• **EXERCISE**: What is the number of lines containing the string "values"? Answer with the number only.

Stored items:
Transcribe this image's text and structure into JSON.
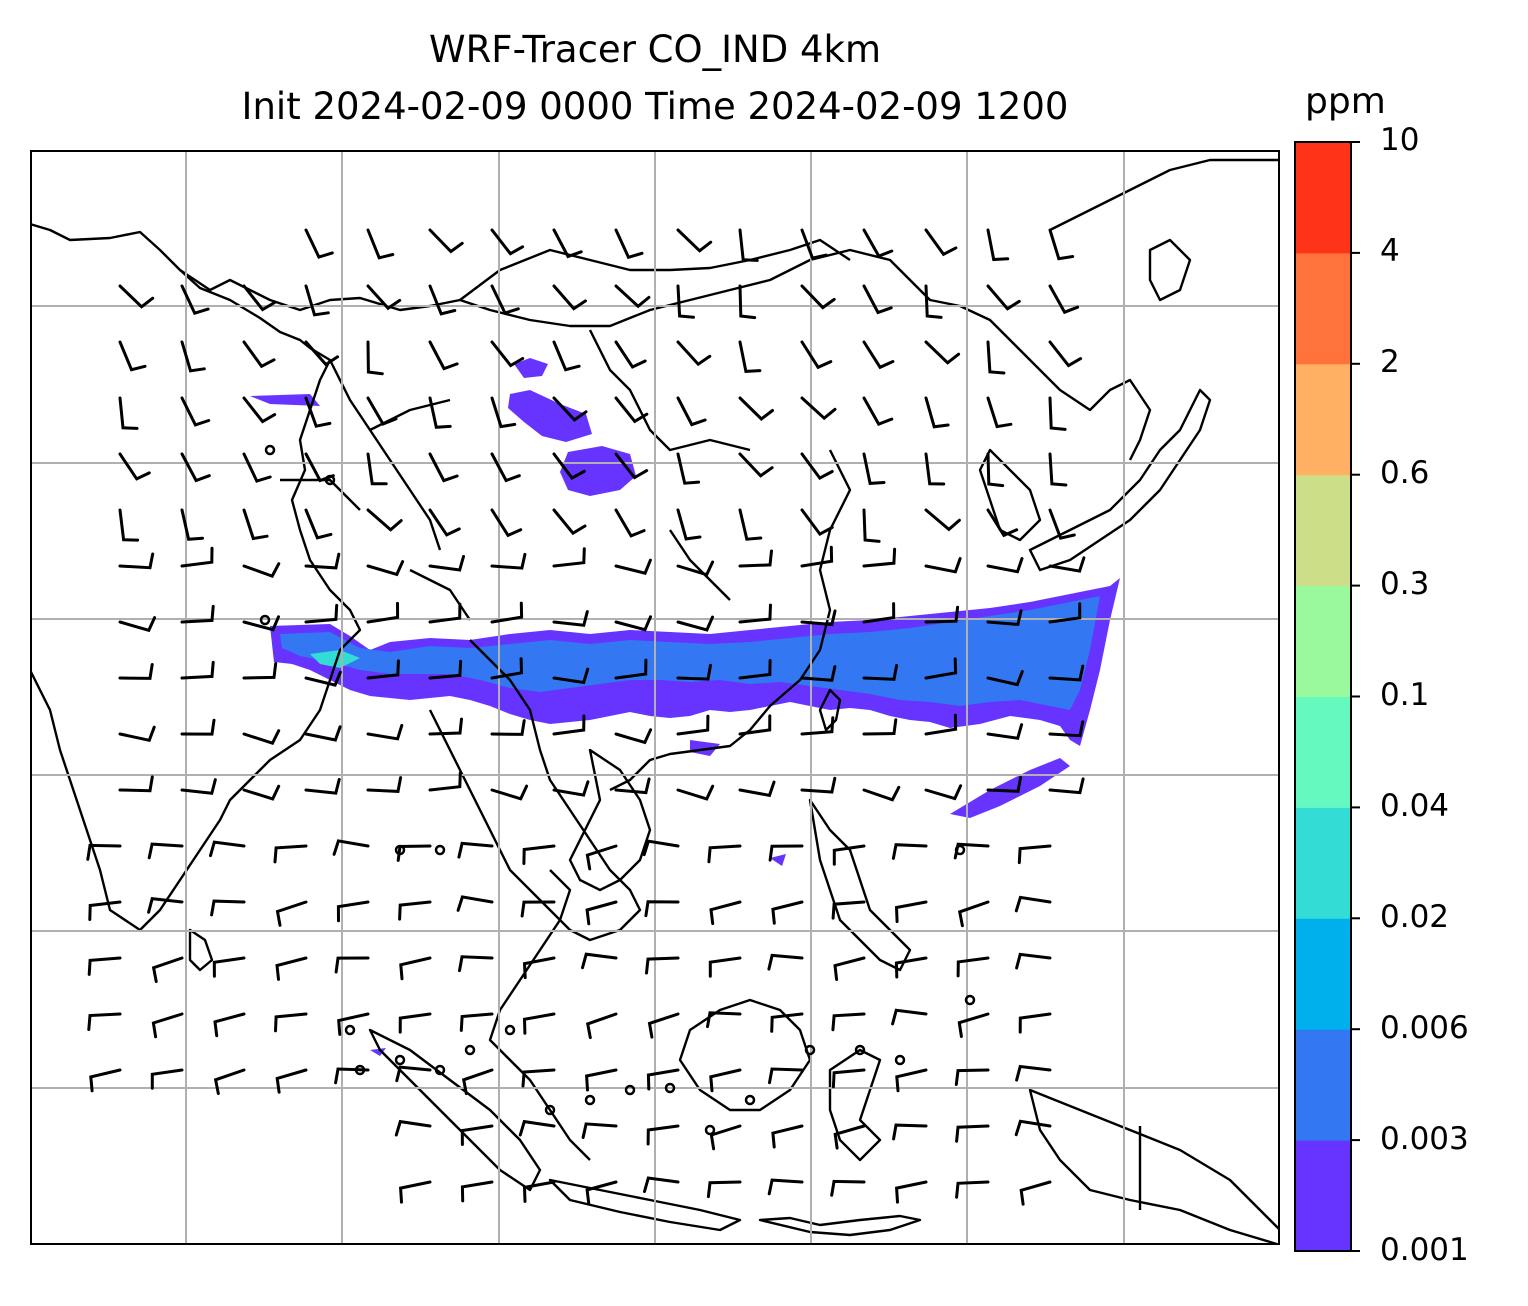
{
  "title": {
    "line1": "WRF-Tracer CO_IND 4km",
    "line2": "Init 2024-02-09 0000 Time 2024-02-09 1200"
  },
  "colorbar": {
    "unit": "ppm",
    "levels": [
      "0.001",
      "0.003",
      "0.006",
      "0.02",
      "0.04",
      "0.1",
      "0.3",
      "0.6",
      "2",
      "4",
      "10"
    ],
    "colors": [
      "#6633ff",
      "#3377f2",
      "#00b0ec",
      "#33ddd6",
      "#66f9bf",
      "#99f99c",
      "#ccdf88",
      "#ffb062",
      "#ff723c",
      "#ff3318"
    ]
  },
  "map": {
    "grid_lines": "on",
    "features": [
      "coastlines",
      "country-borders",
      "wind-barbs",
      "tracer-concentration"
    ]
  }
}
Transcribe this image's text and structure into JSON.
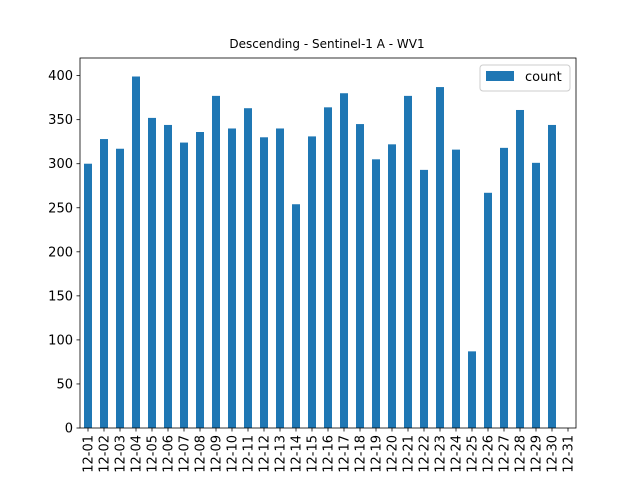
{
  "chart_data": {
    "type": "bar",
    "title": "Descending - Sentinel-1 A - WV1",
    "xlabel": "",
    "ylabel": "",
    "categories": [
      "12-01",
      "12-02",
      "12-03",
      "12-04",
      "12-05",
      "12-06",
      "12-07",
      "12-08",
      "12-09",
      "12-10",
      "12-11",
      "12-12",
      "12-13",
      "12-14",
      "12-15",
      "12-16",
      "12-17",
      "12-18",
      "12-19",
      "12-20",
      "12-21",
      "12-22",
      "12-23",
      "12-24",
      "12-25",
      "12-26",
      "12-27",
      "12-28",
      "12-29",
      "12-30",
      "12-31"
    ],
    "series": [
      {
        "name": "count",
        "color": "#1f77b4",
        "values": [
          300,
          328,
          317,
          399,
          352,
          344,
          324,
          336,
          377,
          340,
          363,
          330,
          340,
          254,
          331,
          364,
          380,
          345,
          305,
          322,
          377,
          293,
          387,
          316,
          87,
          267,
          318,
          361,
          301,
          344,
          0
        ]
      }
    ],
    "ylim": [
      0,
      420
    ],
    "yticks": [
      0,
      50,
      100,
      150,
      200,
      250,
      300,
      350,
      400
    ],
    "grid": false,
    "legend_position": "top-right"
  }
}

---

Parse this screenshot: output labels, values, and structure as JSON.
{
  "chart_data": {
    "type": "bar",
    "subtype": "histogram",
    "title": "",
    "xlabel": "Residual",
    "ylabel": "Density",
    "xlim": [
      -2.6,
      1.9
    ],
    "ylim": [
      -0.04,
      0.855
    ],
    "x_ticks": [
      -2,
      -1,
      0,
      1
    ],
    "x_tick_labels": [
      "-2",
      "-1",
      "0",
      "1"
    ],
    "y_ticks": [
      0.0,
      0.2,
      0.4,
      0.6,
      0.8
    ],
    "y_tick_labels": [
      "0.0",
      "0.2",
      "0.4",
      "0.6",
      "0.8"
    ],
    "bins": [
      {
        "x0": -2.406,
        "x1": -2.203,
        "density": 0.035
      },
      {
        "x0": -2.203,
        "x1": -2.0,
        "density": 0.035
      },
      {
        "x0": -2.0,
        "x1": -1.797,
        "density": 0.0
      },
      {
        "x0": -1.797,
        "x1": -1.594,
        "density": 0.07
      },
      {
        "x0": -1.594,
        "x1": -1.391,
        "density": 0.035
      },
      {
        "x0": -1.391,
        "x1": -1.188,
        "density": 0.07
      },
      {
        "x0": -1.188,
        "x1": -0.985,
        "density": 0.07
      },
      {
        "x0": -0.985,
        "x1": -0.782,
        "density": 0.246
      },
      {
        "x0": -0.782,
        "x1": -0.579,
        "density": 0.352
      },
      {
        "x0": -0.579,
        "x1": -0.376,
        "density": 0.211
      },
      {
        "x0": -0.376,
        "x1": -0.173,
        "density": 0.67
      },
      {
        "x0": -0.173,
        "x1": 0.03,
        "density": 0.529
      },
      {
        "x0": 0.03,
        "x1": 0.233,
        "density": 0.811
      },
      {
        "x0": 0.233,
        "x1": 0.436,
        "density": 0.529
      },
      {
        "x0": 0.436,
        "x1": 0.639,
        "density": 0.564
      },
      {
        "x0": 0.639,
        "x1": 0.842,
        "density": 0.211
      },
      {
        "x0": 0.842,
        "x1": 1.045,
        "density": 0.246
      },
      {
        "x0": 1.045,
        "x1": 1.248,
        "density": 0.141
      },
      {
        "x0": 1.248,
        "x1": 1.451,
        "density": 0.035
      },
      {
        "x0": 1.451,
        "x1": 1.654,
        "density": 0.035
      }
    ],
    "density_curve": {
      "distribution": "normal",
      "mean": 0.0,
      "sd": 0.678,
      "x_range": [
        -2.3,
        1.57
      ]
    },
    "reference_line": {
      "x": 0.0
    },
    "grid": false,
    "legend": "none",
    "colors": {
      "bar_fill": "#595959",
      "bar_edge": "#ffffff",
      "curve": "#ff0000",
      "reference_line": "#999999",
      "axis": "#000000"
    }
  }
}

• **FINAL RESULT**: 2